**TASK DETAILS**
Retype the material word for word.

**MATERIAL**

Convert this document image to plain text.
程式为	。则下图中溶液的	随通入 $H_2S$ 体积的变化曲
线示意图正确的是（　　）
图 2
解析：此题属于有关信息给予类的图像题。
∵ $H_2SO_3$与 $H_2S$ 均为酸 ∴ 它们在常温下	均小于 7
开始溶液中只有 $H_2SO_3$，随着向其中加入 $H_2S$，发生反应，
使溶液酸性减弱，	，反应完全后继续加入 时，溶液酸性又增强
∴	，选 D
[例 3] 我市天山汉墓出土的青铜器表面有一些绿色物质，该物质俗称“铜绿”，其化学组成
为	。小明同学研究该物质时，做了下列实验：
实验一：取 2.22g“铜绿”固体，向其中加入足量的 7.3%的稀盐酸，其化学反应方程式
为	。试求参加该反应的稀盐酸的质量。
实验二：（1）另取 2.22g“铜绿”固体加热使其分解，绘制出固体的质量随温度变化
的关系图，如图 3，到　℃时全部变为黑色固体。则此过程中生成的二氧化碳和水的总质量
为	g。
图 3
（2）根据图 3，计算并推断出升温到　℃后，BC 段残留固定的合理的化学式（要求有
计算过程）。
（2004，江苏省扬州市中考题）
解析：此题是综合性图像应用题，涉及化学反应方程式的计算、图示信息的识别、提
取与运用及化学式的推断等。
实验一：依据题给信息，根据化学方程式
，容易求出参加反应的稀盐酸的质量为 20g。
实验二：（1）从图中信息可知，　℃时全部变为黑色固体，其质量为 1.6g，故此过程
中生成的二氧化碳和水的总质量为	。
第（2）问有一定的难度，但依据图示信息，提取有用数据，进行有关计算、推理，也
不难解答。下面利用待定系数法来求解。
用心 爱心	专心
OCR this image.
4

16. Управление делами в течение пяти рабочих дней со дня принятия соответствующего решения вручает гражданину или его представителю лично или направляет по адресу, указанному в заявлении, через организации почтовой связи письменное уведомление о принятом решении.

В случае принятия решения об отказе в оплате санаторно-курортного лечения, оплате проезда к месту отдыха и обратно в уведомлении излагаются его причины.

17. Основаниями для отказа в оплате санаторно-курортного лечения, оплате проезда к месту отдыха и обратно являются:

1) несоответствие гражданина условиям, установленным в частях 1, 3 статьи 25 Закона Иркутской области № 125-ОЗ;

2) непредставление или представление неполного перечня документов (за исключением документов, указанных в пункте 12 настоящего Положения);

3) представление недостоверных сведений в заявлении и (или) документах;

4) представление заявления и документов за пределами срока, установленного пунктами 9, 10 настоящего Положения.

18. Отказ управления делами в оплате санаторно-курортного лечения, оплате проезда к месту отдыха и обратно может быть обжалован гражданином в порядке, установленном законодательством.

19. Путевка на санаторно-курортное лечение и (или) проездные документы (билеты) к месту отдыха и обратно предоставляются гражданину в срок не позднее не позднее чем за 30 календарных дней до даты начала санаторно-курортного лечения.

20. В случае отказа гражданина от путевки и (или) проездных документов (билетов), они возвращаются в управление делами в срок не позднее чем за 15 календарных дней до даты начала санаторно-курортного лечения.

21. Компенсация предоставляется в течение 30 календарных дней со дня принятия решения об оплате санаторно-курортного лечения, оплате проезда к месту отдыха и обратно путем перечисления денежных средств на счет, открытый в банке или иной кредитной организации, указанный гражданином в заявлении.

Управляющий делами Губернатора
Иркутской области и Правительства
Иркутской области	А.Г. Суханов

**EXERCISE SOLUTION**
Convert this document image to plain text.
程式为	。则下图中溶液的	随通入 $H_2S$ 体积的变化曲
线示意图正确的是（　　）
图 2
解析：此题属于有关信息给予类的图像题。
∵ $H_2SO_3$与 $H_2S$ 均为酸 ∴ 它们在常温下	均小于 7
开始溶液中只有 $H_2SO_3$，随着向其中加入 $H_2S$，发生反应，
使溶液酸性减弱，	，反应完全后继续加入 时，溶液酸性又增强
∴	，选 D
[例 3] 我市天山汉墓出土的青铜器表面有一些绿色物质，该物质俗称“铜绿”，其化学组成
为	。小明同学研究该物质时，做了下列实验：
实验一：取 2.22g“铜绿”固体，向其中加入足量的 7.3%的稀盐酸，其化学反应方程式
为	。试求参加该反应的稀盐酸的质量。
实验二：（1）另取 2.22g“铜绿”固体加热使其分解，绘制出固体的质量随温度变化
的关系图，如图 3，到　℃时全部变为黑色固体。则此过程中生成的二氧化碳和水的总质量
为	g。
图 3
（2）根据图 3，计算并推断出升温到　℃后，BC 段残留固定的合理的化学式（要求有
计算过程）。
（2004，江苏省扬州市中考题）
解析：此题是综合性图像应用题，涉及化学反应方程式的计算、图示信息的识别、提
取与运用及化学式的推断等。
实验一：依据题给信息，根据化学方程式
，容易求出参加反应的稀盐酸的质量为 20g。
实验二：（1）从图中信息可知，　℃时全部变为黑色固体，其质量为 1.6g，故此过程
中生成的二氧化碳和水的总质量为	。
第（2）问有一定的难度，但依据图示信息，提取有用数据，进行有关计算、推理，也
不难解答。下面利用待定系数法来求解。
用心 爱心	专心
OCR this image.
4

16. Управление делами в течение пяти рабочих дней со дня принятия соответствующего решения вручает гражданину или его представителю лично или направляет по адресу, указанному в заявлении, через организации почтовой связи письменное уведомление о принятом решении.

В случае принятия решения об отказе в оплате санаторно-курортного лечения, оплате проезда к месту отдыха и обратно в уведомлении излагаются его причины.

17. Основаниями для отказа в оплате санаторно-курортного лечения, оплате проезда к месту отдыха и обратно являются:

1) несоответствие гражданина условиям, установленным в частях 1, 3 статьи 25 Закона Иркутской области № 125-ОЗ;

2) непредставление или представление неполного перечня документов (за исключением документов, указанных в пункте 12 настоящего Положения);

3) представление недостоверных сведений в заявлении и (или) документах;

4) представление заявления и документов за пределами срока, установленного пунктами 9, 10 настоящего Положения.

18. Отказ управления делами в оплате санаторно-курортного лечения, оплате проезда к месту отдыха и обратно может быть обжалован гражданином в порядке, установленном законодательством.

19. Путевка на санаторно-курортное лечение и (или) проездные документы (билеты) к месту отдыха и обратно предоставляются гражданину в срок не позднее не позднее чем за 30 календарных дней до даты начала санаторно-курортного лечения.

20. В случае отказа гражданина от путевки и (или) проездных документов (билетов), они возвращаются в управление делами в срок не позднее чем за 15 календарных дней до даты начала санаторно-курортного лечения.

21. Компенсация предоставляется в течение 30 календарных дней со дня принятия решения об оплате санаторно-курортного лечения, оплате проезда к месту отдыха и обратно путем перечисления денежных средств на счет, открытый в банке или иной кредитной организации, указанный гражданином в заявлении.

Управляющий делами Губернатора
Иркутской области и Правительства
Иркутской области	А.Г. Суханов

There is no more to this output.